Rows from a dataset
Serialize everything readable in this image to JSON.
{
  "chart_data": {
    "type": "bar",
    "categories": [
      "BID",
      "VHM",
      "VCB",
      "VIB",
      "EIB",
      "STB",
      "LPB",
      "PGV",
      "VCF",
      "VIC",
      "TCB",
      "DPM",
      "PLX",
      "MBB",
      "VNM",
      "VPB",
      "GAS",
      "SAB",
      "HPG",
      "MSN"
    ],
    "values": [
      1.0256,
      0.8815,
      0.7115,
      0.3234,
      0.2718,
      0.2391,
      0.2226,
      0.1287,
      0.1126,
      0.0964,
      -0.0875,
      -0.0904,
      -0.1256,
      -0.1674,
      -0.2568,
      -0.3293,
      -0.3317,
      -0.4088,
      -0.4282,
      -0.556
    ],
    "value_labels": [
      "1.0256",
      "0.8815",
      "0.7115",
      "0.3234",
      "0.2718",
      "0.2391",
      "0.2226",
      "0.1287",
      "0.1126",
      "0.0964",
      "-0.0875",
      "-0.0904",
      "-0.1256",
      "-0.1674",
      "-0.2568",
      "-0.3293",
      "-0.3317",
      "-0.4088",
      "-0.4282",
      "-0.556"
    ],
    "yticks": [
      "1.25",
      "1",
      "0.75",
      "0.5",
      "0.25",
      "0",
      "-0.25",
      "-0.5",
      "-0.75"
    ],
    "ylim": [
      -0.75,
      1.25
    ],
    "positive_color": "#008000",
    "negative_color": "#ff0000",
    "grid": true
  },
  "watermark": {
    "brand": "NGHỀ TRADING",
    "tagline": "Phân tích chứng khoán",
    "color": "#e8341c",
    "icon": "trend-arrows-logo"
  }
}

Task to carry out -
Extract every line above exactly as it stands.

Answer to this problem -
Serialize everything readable in this image to JSON.
{
  "chart_data": {
    "type": "bar",
    "categories": [
      "BID",
      "VHM",
      "VCB",
      "VIB",
      "EIB",
      "STB",
      "LPB",
      "PGV",
      "VCF",
      "VIC",
      "TCB",
      "DPM",
      "PLX",
      "MBB",
      "VNM",
      "VPB",
      "GAS",
      "SAB",
      "HPG",
      "MSN"
    ],
    "values": [
      1.0256,
      0.8815,
      0.7115,
      0.3234,
      0.2718,
      0.2391,
      0.2226,
      0.1287,
      0.1126,
      0.0964,
      -0.0875,
      -0.0904,
      -0.1256,
      -0.1674,
      -0.2568,
      -0.3293,
      -0.3317,
      -0.4088,
      -0.4282,
      -0.556
    ],
    "value_labels": [
      "1.0256",
      "0.8815",
      "0.7115",
      "0.3234",
      "0.2718",
      "0.2391",
      "0.2226",
      "0.1287",
      "0.1126",
      "0.0964",
      "-0.0875",
      "-0.0904",
      "-0.1256",
      "-0.1674",
      "-0.2568",
      "-0.3293",
      "-0.3317",
      "-0.4088",
      "-0.4282",
      "-0.556"
    ],
    "yticks": [
      "1.25",
      "1",
      "0.75",
      "0.5",
      "0.25",
      "0",
      "-0.25",
      "-0.5",
      "-0.75"
    ],
    "ylim": [
      -0.75,
      1.25
    ],
    "positive_color": "#008000",
    "negative_color": "#ff0000",
    "grid": true
  },
  "watermark": {
    "brand": "NGHỀ TRADING",
    "tagline": "Phân tích chứng khoán",
    "color": "#e8341c",
    "icon": "trend-arrows-logo"
  }
}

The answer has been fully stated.